● SET EXERCISE
Copy every line from the records below that holds the word "type".

● GIVEN RECORDS
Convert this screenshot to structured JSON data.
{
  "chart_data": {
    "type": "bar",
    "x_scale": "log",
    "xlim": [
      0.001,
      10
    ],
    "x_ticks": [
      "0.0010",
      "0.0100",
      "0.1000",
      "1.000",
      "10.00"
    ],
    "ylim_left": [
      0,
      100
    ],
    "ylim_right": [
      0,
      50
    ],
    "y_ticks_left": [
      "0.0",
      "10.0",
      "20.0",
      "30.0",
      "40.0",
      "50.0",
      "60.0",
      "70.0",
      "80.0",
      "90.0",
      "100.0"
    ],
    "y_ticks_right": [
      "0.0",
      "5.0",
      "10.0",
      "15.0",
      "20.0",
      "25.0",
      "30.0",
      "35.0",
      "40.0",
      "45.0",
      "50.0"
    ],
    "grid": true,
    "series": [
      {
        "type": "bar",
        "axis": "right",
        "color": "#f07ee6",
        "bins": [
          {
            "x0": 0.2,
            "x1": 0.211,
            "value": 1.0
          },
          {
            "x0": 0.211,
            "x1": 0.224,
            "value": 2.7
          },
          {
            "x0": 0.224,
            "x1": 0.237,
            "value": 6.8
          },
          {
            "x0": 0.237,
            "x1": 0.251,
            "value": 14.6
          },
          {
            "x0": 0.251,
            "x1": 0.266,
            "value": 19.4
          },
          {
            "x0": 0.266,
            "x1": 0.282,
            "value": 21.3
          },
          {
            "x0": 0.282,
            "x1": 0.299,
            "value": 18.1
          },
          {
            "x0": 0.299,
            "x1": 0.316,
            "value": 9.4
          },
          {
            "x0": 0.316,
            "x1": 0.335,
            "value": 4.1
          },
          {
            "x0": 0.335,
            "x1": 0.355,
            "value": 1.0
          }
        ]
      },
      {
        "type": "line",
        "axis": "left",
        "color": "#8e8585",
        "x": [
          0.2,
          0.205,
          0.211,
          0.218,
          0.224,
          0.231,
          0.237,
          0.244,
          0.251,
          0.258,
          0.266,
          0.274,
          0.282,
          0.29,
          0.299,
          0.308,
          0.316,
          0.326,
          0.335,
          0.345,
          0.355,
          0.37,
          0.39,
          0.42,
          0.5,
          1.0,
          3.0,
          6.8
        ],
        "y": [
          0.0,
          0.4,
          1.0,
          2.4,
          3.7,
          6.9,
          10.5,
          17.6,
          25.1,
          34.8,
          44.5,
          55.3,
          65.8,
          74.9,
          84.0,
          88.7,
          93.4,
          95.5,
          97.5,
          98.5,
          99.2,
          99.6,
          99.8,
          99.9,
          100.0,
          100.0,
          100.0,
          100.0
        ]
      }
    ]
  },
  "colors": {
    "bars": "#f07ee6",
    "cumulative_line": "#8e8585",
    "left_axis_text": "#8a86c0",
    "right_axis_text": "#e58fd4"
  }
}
--
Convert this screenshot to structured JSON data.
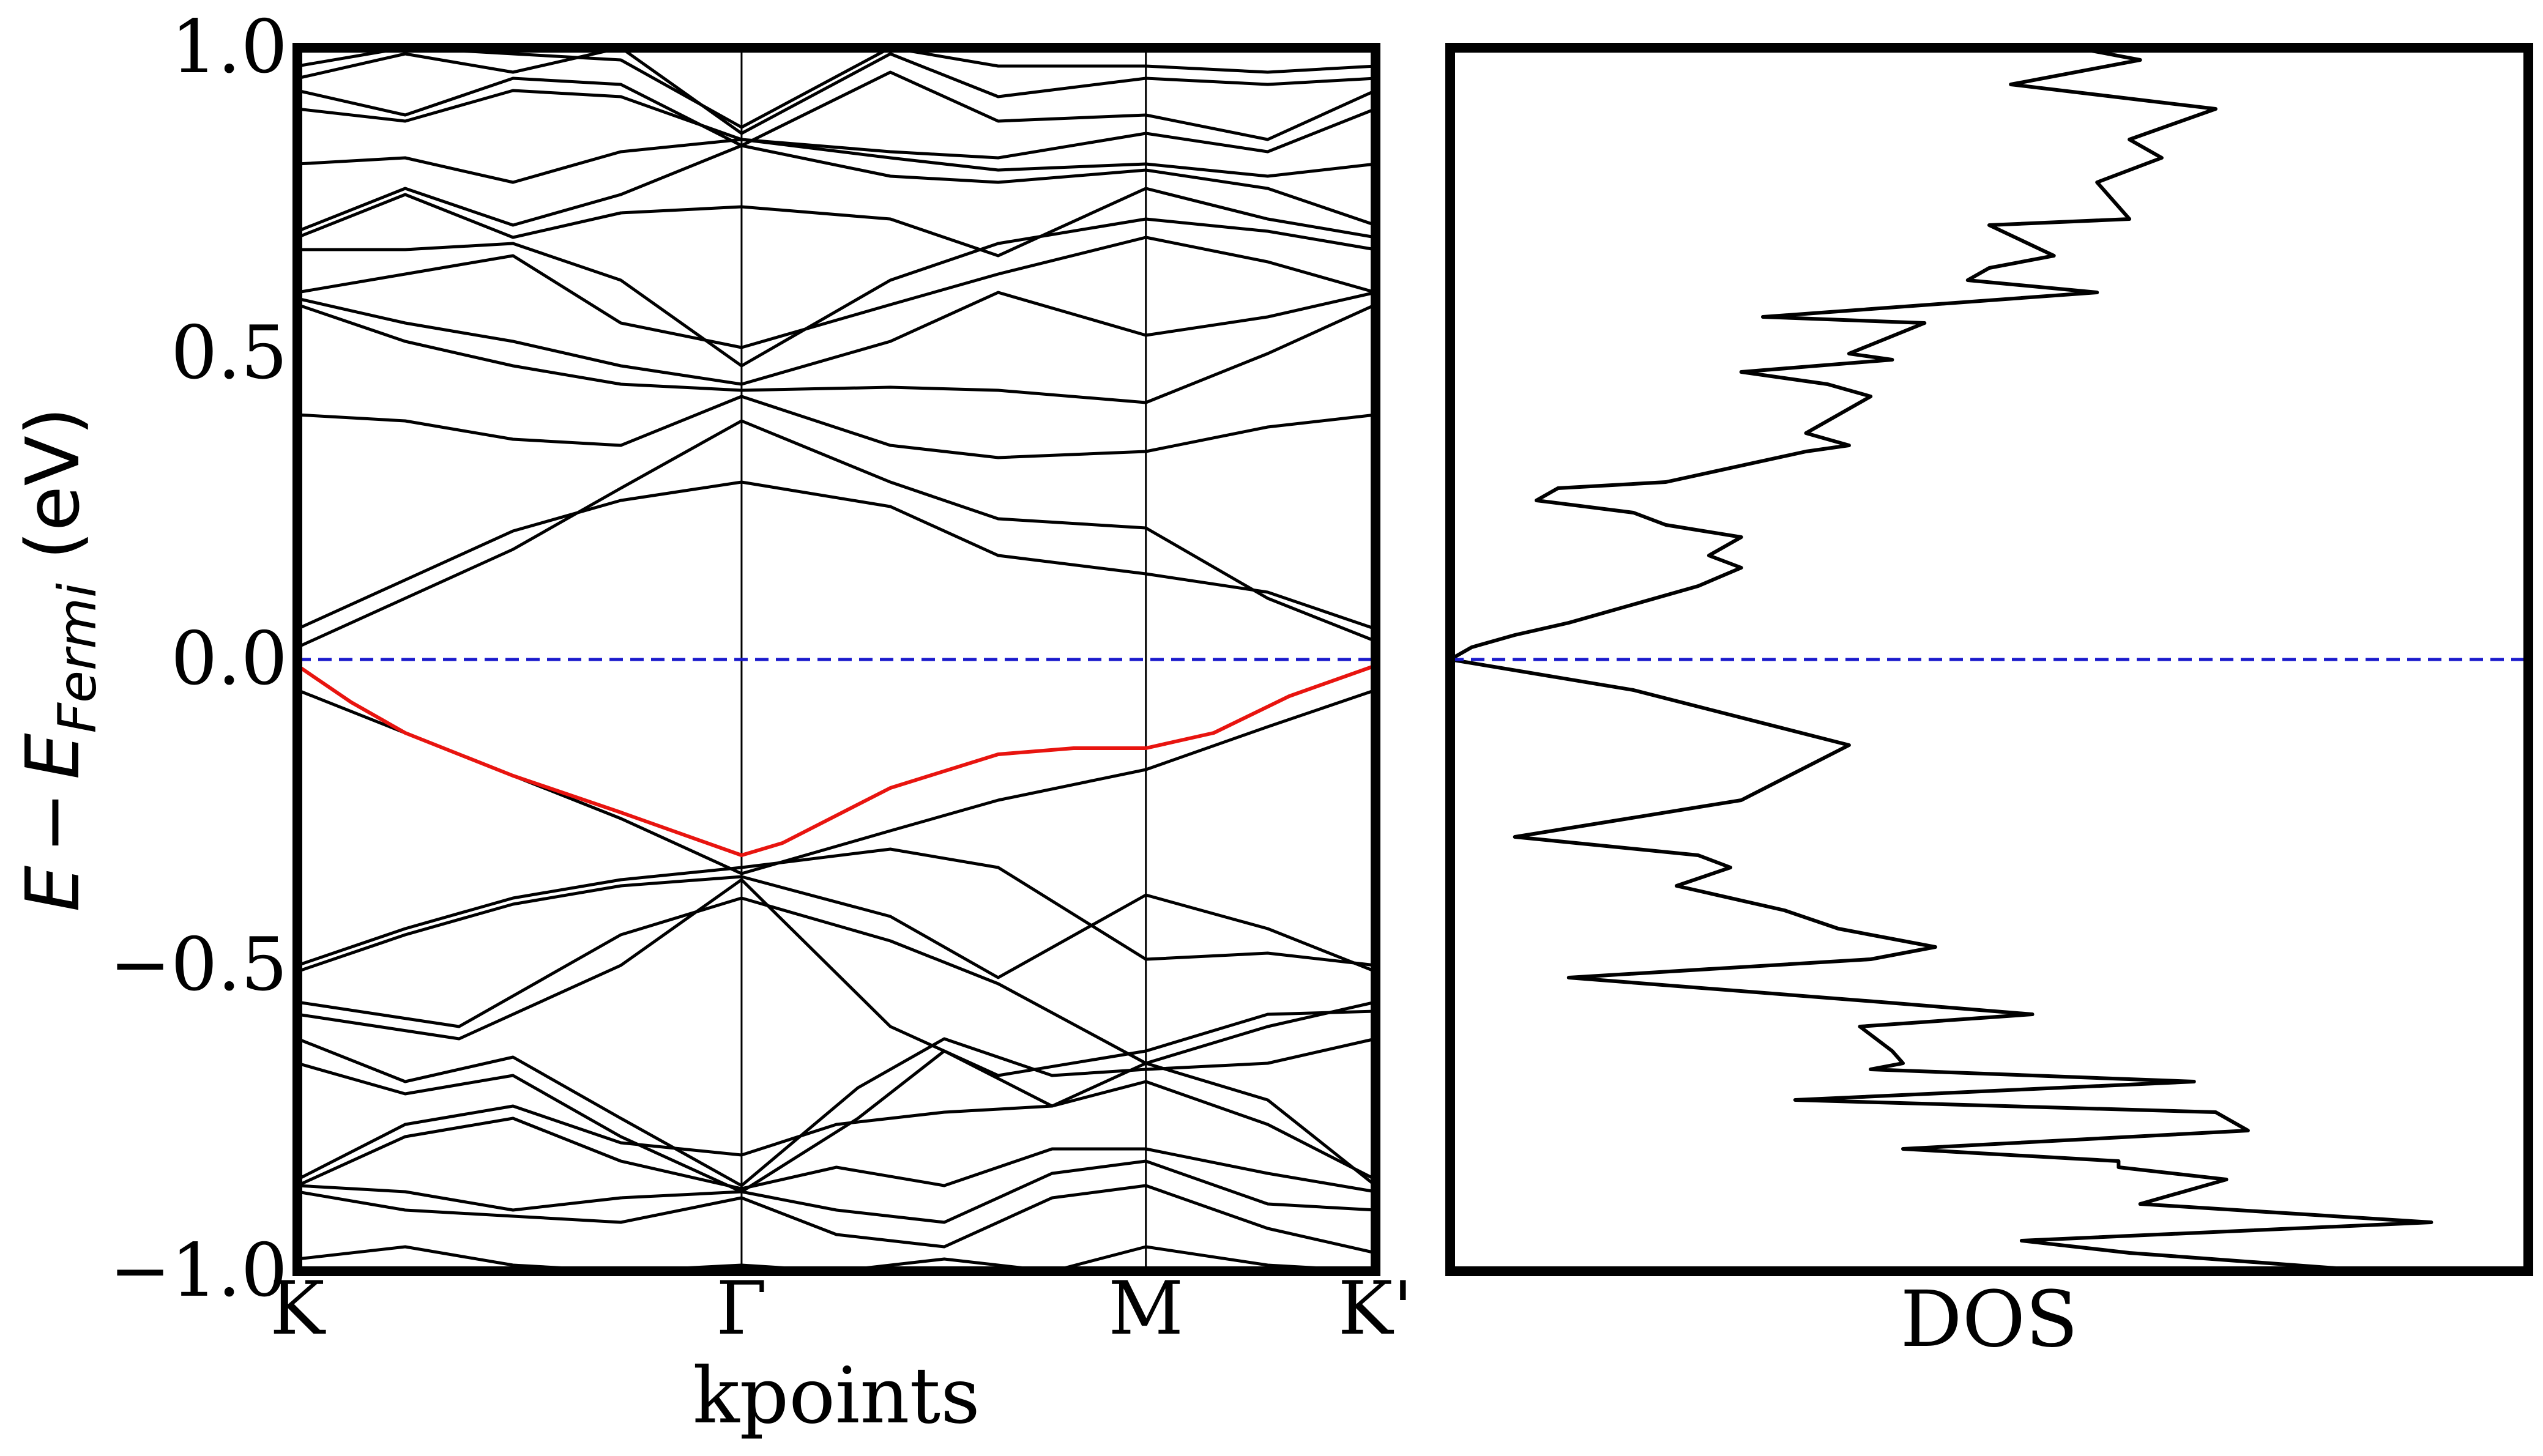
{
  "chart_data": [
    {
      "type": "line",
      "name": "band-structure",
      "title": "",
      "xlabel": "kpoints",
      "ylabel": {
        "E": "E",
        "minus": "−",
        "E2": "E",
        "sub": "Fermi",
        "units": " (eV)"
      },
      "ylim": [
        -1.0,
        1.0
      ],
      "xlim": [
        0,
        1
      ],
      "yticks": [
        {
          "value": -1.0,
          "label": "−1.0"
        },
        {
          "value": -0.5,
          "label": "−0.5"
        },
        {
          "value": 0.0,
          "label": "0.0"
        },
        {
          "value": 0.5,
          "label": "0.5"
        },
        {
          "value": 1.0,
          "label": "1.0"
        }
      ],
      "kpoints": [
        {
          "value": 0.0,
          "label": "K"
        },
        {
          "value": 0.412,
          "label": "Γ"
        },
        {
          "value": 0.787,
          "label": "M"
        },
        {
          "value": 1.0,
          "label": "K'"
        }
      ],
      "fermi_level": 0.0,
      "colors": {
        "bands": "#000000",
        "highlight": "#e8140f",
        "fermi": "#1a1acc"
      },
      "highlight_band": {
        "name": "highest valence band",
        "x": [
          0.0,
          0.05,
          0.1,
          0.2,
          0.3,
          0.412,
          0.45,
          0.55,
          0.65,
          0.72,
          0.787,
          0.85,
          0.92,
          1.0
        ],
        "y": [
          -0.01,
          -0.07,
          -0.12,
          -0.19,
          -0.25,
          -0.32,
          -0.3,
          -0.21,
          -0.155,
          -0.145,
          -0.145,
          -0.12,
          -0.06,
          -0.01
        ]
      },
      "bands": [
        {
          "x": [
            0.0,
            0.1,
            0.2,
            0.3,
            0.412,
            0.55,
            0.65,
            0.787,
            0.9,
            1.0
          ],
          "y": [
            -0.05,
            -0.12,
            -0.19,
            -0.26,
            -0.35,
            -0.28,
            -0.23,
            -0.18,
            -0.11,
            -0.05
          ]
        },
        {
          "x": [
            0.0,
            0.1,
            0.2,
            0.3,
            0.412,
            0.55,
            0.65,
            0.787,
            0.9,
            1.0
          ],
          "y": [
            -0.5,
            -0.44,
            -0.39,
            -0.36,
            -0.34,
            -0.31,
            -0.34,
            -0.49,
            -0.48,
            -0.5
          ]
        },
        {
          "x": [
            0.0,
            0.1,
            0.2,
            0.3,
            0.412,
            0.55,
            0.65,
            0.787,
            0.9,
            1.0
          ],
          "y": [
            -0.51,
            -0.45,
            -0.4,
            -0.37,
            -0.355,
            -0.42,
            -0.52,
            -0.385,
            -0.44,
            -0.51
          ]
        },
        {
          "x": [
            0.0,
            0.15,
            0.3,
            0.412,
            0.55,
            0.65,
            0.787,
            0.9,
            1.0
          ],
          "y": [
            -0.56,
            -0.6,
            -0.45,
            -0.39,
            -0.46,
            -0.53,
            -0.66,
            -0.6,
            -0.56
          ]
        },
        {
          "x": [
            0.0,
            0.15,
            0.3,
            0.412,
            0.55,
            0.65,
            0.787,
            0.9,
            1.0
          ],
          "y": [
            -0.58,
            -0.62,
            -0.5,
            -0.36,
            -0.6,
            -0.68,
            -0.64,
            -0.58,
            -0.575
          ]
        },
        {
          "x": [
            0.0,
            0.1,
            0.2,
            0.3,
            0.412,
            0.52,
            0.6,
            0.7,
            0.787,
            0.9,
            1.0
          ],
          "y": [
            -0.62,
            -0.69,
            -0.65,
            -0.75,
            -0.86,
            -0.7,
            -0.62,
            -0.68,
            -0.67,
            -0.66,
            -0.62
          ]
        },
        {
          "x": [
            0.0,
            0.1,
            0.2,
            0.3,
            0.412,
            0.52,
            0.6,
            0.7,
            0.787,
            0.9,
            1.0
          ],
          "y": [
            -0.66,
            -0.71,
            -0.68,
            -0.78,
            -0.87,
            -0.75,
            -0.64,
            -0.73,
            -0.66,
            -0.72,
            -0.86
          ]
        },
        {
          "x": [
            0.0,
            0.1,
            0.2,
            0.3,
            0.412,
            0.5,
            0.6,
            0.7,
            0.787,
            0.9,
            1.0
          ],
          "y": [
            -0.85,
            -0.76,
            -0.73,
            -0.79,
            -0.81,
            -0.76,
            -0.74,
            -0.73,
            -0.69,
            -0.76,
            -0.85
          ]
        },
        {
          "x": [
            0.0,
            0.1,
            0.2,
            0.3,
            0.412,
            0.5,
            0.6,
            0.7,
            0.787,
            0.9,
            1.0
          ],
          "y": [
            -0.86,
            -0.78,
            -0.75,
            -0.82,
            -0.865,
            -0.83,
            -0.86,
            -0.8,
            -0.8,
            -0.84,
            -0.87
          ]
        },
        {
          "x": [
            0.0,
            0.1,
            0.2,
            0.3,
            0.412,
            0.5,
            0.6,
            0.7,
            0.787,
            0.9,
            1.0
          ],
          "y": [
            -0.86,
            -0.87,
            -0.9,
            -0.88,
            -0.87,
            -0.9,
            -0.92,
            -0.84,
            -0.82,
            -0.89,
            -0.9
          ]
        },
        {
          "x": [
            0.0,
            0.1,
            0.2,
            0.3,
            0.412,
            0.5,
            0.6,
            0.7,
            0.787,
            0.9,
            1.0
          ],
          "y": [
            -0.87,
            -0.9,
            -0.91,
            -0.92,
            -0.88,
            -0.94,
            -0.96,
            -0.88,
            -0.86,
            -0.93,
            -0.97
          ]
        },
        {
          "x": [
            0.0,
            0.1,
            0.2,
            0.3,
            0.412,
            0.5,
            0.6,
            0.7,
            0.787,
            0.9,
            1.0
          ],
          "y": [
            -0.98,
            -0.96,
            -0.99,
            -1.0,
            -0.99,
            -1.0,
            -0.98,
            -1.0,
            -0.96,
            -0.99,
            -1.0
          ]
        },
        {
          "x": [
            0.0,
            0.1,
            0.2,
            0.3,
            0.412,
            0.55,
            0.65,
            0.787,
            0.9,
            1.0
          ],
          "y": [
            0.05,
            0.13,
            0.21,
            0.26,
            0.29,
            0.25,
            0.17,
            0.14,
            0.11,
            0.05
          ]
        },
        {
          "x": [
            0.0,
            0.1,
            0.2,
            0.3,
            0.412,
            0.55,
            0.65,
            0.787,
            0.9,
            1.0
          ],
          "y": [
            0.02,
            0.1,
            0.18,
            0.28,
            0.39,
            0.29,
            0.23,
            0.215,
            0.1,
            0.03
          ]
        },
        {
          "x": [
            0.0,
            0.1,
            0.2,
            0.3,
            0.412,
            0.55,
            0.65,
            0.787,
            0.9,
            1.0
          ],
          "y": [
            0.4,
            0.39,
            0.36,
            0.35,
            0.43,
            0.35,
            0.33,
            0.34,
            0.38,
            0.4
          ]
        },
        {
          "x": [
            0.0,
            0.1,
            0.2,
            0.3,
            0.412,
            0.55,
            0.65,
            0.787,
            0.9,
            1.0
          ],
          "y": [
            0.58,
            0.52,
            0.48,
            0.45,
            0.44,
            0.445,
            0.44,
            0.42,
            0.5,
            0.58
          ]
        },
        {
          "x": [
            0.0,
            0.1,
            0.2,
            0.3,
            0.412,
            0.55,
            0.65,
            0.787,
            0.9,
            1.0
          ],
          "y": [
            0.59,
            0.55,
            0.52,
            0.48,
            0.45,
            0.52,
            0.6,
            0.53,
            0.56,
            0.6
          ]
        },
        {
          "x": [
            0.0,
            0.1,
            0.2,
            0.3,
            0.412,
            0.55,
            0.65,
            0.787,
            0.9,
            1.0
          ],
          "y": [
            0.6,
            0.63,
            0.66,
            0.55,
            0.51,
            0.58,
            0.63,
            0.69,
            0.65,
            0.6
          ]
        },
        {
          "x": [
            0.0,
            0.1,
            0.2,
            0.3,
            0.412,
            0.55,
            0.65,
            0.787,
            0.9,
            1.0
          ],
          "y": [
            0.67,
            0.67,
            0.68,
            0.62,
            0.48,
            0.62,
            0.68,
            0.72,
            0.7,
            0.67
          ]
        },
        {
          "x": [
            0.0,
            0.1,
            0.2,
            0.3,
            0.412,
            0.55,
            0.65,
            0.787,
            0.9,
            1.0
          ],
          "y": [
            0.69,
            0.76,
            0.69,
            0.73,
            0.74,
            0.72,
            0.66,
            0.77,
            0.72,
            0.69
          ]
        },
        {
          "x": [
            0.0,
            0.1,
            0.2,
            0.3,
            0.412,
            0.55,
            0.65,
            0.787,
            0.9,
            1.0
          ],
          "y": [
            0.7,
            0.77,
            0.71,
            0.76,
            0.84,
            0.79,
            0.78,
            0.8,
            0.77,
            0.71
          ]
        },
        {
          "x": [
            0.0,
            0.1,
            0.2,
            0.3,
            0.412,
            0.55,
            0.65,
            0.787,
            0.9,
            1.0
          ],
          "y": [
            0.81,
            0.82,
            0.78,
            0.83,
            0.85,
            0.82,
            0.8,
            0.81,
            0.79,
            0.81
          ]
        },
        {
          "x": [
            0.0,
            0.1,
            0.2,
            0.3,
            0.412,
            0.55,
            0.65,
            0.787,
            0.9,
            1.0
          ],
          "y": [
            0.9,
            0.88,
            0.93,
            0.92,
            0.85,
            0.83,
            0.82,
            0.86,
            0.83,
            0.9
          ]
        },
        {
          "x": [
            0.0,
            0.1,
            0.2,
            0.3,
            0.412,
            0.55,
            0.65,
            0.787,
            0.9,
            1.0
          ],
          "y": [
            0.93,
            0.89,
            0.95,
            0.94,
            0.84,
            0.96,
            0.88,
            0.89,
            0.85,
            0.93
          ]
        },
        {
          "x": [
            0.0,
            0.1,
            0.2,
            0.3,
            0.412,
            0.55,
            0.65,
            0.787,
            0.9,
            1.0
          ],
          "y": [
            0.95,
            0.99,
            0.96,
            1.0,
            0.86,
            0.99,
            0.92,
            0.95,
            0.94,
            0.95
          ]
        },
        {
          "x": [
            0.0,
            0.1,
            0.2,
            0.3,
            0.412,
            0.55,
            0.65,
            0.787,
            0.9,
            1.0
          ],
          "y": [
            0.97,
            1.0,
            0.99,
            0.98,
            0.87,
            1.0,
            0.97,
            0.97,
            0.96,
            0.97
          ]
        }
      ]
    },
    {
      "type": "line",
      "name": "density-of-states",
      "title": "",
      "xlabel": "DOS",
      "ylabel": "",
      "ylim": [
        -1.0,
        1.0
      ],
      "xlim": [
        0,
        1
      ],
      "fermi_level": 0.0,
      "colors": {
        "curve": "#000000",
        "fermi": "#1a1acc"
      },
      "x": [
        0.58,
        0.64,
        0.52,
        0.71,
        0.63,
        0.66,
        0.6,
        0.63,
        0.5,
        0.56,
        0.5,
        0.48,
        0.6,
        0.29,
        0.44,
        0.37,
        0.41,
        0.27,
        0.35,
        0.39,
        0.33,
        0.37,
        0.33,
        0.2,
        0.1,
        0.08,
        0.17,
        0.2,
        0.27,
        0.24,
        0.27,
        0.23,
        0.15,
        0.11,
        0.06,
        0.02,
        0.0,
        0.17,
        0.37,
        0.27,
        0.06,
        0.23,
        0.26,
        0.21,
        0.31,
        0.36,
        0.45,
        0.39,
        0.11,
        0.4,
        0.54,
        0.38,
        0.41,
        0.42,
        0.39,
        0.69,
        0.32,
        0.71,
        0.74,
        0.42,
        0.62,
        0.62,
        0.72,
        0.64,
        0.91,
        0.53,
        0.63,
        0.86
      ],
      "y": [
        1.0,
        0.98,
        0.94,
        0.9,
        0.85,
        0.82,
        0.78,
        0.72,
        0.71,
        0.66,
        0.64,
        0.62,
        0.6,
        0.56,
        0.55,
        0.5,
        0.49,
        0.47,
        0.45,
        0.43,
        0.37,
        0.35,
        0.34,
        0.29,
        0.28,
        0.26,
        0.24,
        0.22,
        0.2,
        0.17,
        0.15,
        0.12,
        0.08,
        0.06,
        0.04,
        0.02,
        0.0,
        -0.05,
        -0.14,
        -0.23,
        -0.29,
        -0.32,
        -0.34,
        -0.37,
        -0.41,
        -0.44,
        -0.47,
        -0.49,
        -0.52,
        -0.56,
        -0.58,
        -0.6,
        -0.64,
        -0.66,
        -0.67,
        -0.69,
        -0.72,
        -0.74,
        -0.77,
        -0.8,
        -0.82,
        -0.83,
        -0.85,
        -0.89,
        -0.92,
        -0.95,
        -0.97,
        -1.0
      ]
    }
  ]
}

● RESULT OF THIS TASK
    "type": "bar",
        "type": "bar",
        "type": "line",
      "type": "line",
      "type": "line",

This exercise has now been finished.